Listings of boxed layout items:

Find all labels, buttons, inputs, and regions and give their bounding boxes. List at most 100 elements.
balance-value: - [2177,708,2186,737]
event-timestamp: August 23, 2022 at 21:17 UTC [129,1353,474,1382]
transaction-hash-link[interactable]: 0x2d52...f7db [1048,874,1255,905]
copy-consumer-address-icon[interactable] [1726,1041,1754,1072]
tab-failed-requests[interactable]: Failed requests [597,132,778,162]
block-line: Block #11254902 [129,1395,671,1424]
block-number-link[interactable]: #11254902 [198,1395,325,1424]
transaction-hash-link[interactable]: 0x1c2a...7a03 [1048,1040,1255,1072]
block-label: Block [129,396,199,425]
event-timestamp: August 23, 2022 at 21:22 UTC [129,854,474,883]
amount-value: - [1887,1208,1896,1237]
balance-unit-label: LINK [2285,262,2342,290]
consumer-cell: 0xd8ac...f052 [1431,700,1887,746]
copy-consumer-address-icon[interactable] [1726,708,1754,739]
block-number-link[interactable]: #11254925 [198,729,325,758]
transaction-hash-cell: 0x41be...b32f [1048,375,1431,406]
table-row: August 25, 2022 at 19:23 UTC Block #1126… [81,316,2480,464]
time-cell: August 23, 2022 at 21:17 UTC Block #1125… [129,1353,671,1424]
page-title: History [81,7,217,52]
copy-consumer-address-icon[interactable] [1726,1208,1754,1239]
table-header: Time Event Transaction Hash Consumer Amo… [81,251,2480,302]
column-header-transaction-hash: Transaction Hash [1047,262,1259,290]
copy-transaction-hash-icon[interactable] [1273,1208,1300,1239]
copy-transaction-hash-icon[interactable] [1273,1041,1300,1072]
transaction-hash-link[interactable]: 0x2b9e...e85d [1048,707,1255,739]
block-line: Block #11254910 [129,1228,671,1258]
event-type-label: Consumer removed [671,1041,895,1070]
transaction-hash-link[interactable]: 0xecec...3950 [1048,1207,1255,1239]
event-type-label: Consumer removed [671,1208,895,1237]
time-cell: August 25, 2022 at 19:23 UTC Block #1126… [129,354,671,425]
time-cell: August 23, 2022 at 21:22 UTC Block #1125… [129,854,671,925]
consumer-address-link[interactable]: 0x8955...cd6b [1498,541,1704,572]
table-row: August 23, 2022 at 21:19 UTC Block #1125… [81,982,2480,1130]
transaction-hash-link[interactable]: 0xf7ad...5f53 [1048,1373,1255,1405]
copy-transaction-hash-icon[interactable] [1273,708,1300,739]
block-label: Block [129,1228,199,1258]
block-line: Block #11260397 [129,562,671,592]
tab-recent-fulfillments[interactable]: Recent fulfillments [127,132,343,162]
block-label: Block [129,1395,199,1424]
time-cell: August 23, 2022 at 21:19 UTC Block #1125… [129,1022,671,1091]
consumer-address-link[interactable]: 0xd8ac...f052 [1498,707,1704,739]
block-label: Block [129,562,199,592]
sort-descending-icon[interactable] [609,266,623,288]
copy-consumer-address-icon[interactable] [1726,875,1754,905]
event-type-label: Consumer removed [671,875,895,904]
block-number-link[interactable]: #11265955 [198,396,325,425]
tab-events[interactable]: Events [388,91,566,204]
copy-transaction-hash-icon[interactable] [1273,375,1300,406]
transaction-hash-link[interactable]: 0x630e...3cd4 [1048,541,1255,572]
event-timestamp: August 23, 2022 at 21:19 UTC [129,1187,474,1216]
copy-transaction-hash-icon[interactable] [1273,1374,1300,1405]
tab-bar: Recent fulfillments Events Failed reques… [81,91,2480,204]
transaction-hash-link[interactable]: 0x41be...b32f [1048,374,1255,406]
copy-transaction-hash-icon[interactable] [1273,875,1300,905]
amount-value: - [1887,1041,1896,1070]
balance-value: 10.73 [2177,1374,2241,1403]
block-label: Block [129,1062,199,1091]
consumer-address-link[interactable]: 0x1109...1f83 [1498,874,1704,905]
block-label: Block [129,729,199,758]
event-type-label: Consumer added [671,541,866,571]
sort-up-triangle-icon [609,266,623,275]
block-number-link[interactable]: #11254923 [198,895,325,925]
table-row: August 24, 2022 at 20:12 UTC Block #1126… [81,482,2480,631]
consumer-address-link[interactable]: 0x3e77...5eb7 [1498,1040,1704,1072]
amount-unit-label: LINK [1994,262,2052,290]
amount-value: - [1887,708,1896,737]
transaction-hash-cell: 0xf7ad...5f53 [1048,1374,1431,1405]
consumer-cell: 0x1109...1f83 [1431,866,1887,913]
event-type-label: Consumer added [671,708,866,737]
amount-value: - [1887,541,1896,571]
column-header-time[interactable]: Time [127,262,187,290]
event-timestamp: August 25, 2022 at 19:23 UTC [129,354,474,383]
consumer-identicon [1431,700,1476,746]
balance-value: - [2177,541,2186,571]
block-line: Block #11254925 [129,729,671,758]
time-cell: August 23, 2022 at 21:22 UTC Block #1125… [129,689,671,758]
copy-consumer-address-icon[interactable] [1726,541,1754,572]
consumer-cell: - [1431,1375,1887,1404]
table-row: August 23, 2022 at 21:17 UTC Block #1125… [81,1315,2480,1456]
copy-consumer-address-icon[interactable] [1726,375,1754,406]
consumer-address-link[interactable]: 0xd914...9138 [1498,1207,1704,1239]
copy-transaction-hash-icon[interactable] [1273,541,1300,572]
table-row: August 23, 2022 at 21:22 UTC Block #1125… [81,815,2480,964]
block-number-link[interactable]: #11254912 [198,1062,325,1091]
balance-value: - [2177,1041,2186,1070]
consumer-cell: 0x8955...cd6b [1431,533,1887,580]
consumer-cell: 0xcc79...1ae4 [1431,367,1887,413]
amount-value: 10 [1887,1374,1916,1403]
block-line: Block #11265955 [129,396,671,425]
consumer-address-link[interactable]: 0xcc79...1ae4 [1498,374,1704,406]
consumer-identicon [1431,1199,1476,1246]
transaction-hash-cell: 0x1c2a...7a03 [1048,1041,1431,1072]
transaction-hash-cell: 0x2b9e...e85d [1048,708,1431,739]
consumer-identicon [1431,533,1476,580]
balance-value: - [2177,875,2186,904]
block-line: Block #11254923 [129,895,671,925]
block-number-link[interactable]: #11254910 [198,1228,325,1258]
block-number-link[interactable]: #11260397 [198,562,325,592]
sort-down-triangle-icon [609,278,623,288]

(Exercise goal)
Reproduce every line of the listing above verbatim.

(Exercise response)
Find all labels, buttons, inputs, and regions and give their bounding boxes. List at most 100 elements.
balance-value: - [2177,708,2186,737]
event-timestamp: August 23, 2022 at 21:17 UTC [129,1353,474,1382]
transaction-hash-link[interactable]: 0x2d52...f7db [1048,874,1255,905]
copy-consumer-address-icon[interactable] [1726,1041,1754,1072]
tab-failed-requests[interactable]: Failed requests [597,132,778,162]
block-line: Block #11254902 [129,1395,671,1424]
block-number-link[interactable]: #11254902 [198,1395,325,1424]
transaction-hash-link[interactable]: 0x1c2a...7a03 [1048,1040,1255,1072]
block-label: Block [129,396,199,425]
event-timestamp: August 23, 2022 at 21:22 UTC [129,854,474,883]
amount-value: - [1887,1208,1896,1237]
balance-unit-label: LINK [2285,262,2342,290]
consumer-cell: 0xd8ac...f052 [1431,700,1887,746]
copy-consumer-address-icon[interactable] [1726,708,1754,739]
block-number-link[interactable]: #11254925 [198,729,325,758]
transaction-hash-cell: 0x41be...b32f [1048,375,1431,406]
table-row: August 25, 2022 at 19:23 UTC Block #1126… [81,316,2480,464]
time-cell: August 23, 2022 at 21:17 UTC Block #1125… [129,1353,671,1424]
page-title: History [81,7,217,52]
copy-consumer-address-icon[interactable] [1726,1208,1754,1239]
table-header: Time Event Transaction Hash Consumer Amo… [81,251,2480,302]
column-header-transaction-hash: Transaction Hash [1047,262,1259,290]
copy-transaction-hash-icon[interactable] [1273,1208,1300,1239]
copy-transaction-hash-icon[interactable] [1273,1041,1300,1072]
transaction-hash-link[interactable]: 0x2b9e...e85d [1048,707,1255,739]
block-line: Block #11254910 [129,1228,671,1258]
event-type-label: Consumer removed [671,1041,895,1070]
transaction-hash-link[interactable]: 0xecec...3950 [1048,1207,1255,1239]
event-type-label: Consumer removed [671,1208,895,1237]
time-cell: August 25, 2022 at 19:23 UTC Block #1126… [129,354,671,425]
time-cell: August 23, 2022 at 21:22 UTC Block #1125… [129,854,671,925]
consumer-address-link[interactable]: 0x8955...cd6b [1498,541,1704,572]
table-row: August 23, 2022 at 21:19 UTC Block #1125… [81,982,2480,1130]
transaction-hash-link[interactable]: 0xf7ad...5f53 [1048,1373,1255,1405]
copy-transaction-hash-icon[interactable] [1273,708,1300,739]
block-label: Block [129,1228,199,1258]
block-line: Block #11260397 [129,562,671,592]
tab-recent-fulfillments[interactable]: Recent fulfillments [127,132,343,162]
block-label: Block [129,1395,199,1424]
time-cell: August 23, 2022 at 21:19 UTC Block #1125… [129,1022,671,1091]
consumer-address-link[interactable]: 0xd8ac...f052 [1498,707,1704,739]
block-label: Block [129,562,199,592]
sort-descending-icon[interactable] [609,266,623,288]
copy-consumer-address-icon[interactable] [1726,875,1754,905]
event-type-label: Consumer removed [671,875,895,904]
block-number-link[interactable]: #11265955 [198,396,325,425]
tab-events[interactable]: Events [388,91,566,204]
copy-transaction-hash-icon[interactable] [1273,375,1300,406]
transaction-hash-link[interactable]: 0x630e...3cd4 [1048,541,1255,572]
event-timestamp: August 23, 2022 at 21:19 UTC [129,1187,474,1216]
copy-transaction-hash-icon[interactable] [1273,1374,1300,1405]
tab-bar: Recent fulfillments Events Failed reques… [81,91,2480,204]
transaction-hash-link[interactable]: 0x41be...b32f [1048,374,1255,406]
copy-transaction-hash-icon[interactable] [1273,875,1300,905]
amount-value: - [1887,1041,1896,1070]
balance-value: 10.73 [2177,1374,2241,1403]
block-label: Block [129,1062,199,1091]
consumer-address-link[interactable]: 0x1109...1f83 [1498,874,1704,905]
block-label: Block [129,729,199,758]
event-type-label: Consumer added [671,541,866,571]
sort-up-triangle-icon [609,266,623,275]
block-number-link[interactable]: #11254923 [198,895,325,925]
table-row: August 24, 2022 at 20:12 UTC Block #1126… [81,482,2480,631]
consumer-address-link[interactable]: 0x3e77...5eb7 [1498,1040,1704,1072]
amount-unit-label: LINK [1994,262,2052,290]
amount-value: - [1887,708,1896,737]
transaction-hash-cell: 0xf7ad...5f53 [1048,1374,1431,1405]
consumer-cell: 0x1109...1f83 [1431,866,1887,913]
event-type-label: Consumer added [671,708,866,737]
amount-value: - [1887,541,1896,571]
column-header-time[interactable]: Time [127,262,187,290]
event-timestamp: August 25, 2022 at 19:23 UTC [129,354,474,383]
consumer-identicon [1431,700,1476,746]
balance-value: - [2177,541,2186,571]
block-line: Block #11254925 [129,729,671,758]
time-cell: August 23, 2022 at 21:22 UTC Block #1125… [129,689,671,758]
copy-consumer-address-icon[interactable] [1726,541,1754,572]
consumer-cell: - [1431,1375,1887,1404]
table-row: August 23, 2022 at 21:17 UTC Block #1125… [81,1315,2480,1456]
copy-consumer-address-icon[interactable] [1726,375,1754,406]
consumer-address-link[interactable]: 0xd914...9138 [1498,1207,1704,1239]
copy-transaction-hash-icon[interactable] [1273,541,1300,572]
table-row: August 23, 2022 at 21:22 UTC Block #1125… [81,815,2480,964]
block-number-link[interactable]: #11254912 [198,1062,325,1091]
balance-value: - [2177,1041,2186,1070]
consumer-cell: 0x8955...cd6b [1431,533,1887,580]
consumer-cell: 0xcc79...1ae4 [1431,367,1887,413]
amount-value: 10 [1887,1374,1916,1403]
block-line: Block #11265955 [129,396,671,425]
consumer-address-link[interactable]: 0xcc79...1ae4 [1498,374,1704,406]
consumer-identicon [1431,1199,1476,1246]
transaction-hash-cell: 0x1c2a...7a03 [1048,1041,1431,1072]
transaction-hash-cell: 0x2b9e...e85d [1048,708,1431,739]
consumer-identicon [1431,533,1476,580]
balance-value: - [2177,875,2186,904]
block-line: Block #11254923 [129,895,671,925]
block-number-link[interactable]: #11254910 [198,1228,325,1258]
block-number-link[interactable]: #11260397 [198,562,325,592]
sort-down-triangle-icon [609,278,623,288]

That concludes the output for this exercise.